Written task: Give a verbatim copy of the lines below, minus the pictures.

Provided data:
[start]

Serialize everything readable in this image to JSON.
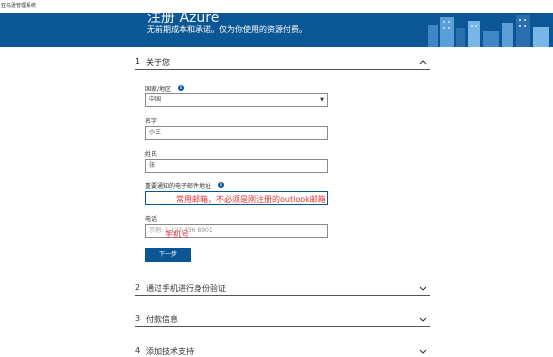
{
  "window": {
    "title": "亚马逊管理系统"
  },
  "banner": {
    "title": "注册 Azure",
    "subtitle": "无前期成本和承诺。仅为你使用的资源付费。"
  },
  "sections": [
    {
      "number": "1",
      "label": "关于您",
      "expanded": true
    },
    {
      "number": "2",
      "label": "通过手机进行身份验证",
      "expanded": false
    },
    {
      "number": "3",
      "label": "付款信息",
      "expanded": false
    },
    {
      "number": "4",
      "label": "添加技术支持",
      "expanded": false
    }
  ],
  "form": {
    "country": {
      "label": "国家/地区",
      "value": "中国"
    },
    "first_name": {
      "label": "名字",
      "value": "小三"
    },
    "last_name": {
      "label": "姓氏",
      "value": "张"
    },
    "email": {
      "label": "重要通知的电子邮件地址",
      "value": ""
    },
    "phone": {
      "label": "电话",
      "placeholder": "示例: 1 123 456 8901"
    },
    "next_button": "下一步"
  },
  "annotations": {
    "email_note": "常用邮箱，不必须是刚注册的outlook邮箱",
    "phone_note": "手机号"
  },
  "colors": {
    "brand": "#0b5796",
    "annotation": "#e03030"
  }
}
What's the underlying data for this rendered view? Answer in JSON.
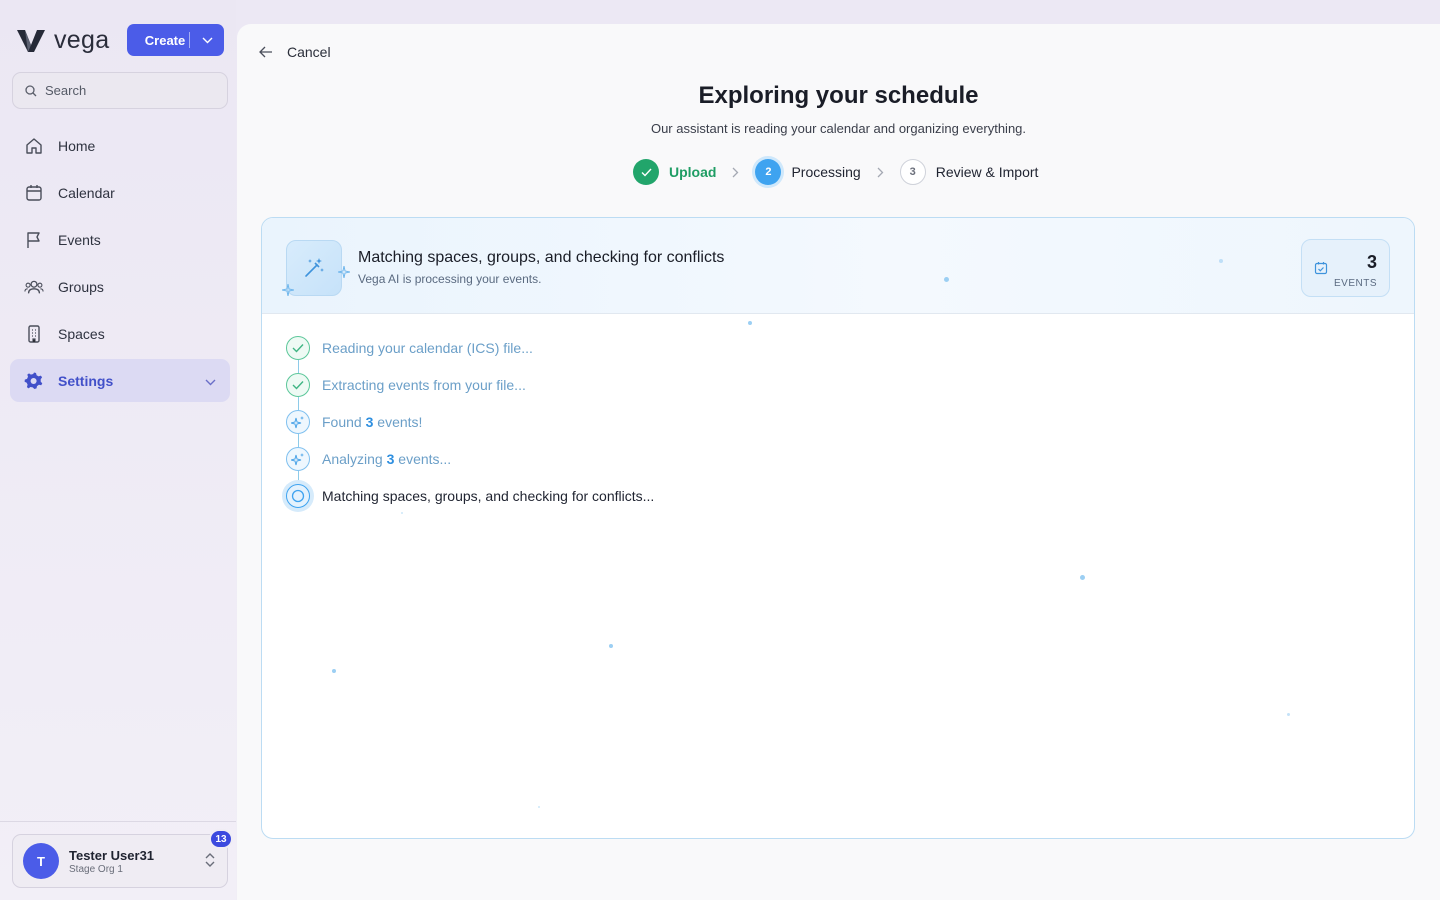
{
  "brand": {
    "name": "vega",
    "create_label": "Create"
  },
  "search": {
    "placeholder": "Search"
  },
  "nav": [
    {
      "label": "Home",
      "icon": "home-icon"
    },
    {
      "label": "Calendar",
      "icon": "calendar-icon"
    },
    {
      "label": "Events",
      "icon": "flag-icon"
    },
    {
      "label": "Groups",
      "icon": "users-icon"
    },
    {
      "label": "Spaces",
      "icon": "building-icon"
    },
    {
      "label": "Settings",
      "icon": "gear-icon",
      "active": true
    }
  ],
  "user": {
    "initial": "T",
    "name": "Tester User31",
    "org": "Stage Org 1",
    "notifications": "13"
  },
  "header": {
    "cancel_label": "Cancel",
    "title": "Exploring your schedule",
    "subtitle": "Our assistant is reading your calendar and organizing everything."
  },
  "stepper": [
    {
      "number": "✓",
      "label": "Upload",
      "state": "done"
    },
    {
      "number": "2",
      "label": "Processing",
      "state": "current"
    },
    {
      "number": "3",
      "label": "Review & Import",
      "state": "todo"
    }
  ],
  "card": {
    "title": "Matching spaces, groups, and checking for conflicts",
    "subtitle": "Vega AI is processing your events.",
    "count": "3",
    "count_label": "EVENTS"
  },
  "progress": {
    "item1": "Reading your calendar (ICS) file...",
    "item2": "Extracting events from your file...",
    "item3_pre": "Found ",
    "item3_num": "3",
    "item3_post": " events!",
    "item4_pre": "Analyzing ",
    "item4_num": "3",
    "item4_post": " events...",
    "item5": "Matching spaces, groups, and checking for conflicts..."
  },
  "colors": {
    "accent": "#4b5ce8",
    "success": "#22a56b",
    "processing": "#3ea3f0"
  }
}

[end]

The result:
Serialize everything readable in this image to JSON.
{
  "window": {
    "title": "亚马逊管理系统"
  },
  "banner": {
    "title": "注册 Azure",
    "subtitle": "无前期成本和承诺。仅为你使用的资源付费。"
  },
  "sections": [
    {
      "number": "1",
      "label": "关于您",
      "expanded": true
    },
    {
      "number": "2",
      "label": "通过手机进行身份验证",
      "expanded": false
    },
    {
      "number": "3",
      "label": "付款信息",
      "expanded": false
    },
    {
      "number": "4",
      "label": "添加技术支持",
      "expanded": false
    }
  ],
  "form": {
    "country": {
      "label": "国家/地区",
      "value": "中国"
    },
    "first_name": {
      "label": "名字",
      "value": "小三"
    },
    "last_name": {
      "label": "姓氏",
      "value": "张"
    },
    "email": {
      "label": "重要通知的电子邮件地址",
      "value": ""
    },
    "phone": {
      "label": "电话",
      "placeholder": "示例: 1 123 456 8901"
    },
    "next_button": "下一步"
  },
  "annotations": {
    "email_note": "常用邮箱，不必须是刚注册的outlook邮箱",
    "phone_note": "手机号"
  },
  "colors": {
    "brand": "#0b5796",
    "annotation": "#e03030"
  }
}
What's the underlying data for this rendered view? Answer in JSON.
{
  "brand": {
    "name": "vega",
    "create_label": "Create"
  },
  "search": {
    "placeholder": "Search"
  },
  "nav": [
    {
      "label": "Home",
      "icon": "home-icon"
    },
    {
      "label": "Calendar",
      "icon": "calendar-icon"
    },
    {
      "label": "Events",
      "icon": "flag-icon"
    },
    {
      "label": "Groups",
      "icon": "users-icon"
    },
    {
      "label": "Spaces",
      "icon": "building-icon"
    },
    {
      "label": "Settings",
      "icon": "gear-icon",
      "active": true
    }
  ],
  "user": {
    "initial": "T",
    "name": "Tester User31",
    "org": "Stage Org 1",
    "notifications": "13"
  },
  "header": {
    "cancel_label": "Cancel",
    "title": "Exploring your schedule",
    "subtitle": "Our assistant is reading your calendar and organizing everything."
  },
  "stepper": [
    {
      "number": "✓",
      "label": "Upload",
      "state": "done"
    },
    {
      "number": "2",
      "label": "Processing",
      "state": "current"
    },
    {
      "number": "3",
      "label": "Review & Import",
      "state": "todo"
    }
  ],
  "card": {
    "title": "Matching spaces, groups, and checking for conflicts",
    "subtitle": "Vega AI is processing your events.",
    "count": "3",
    "count_label": "EVENTS"
  },
  "progress": {
    "item1": "Reading your calendar (ICS) file...",
    "item2": "Extracting events from your file...",
    "item3_pre": "Found ",
    "item3_num": "3",
    "item3_post": " events!",
    "item4_pre": "Analyzing ",
    "item4_num": "3",
    "item4_post": " events...",
    "item5": "Matching spaces, groups, and checking for conflicts..."
  },
  "colors": {
    "accent": "#4b5ce8",
    "success": "#22a56b",
    "processing": "#3ea3f0"
  }
}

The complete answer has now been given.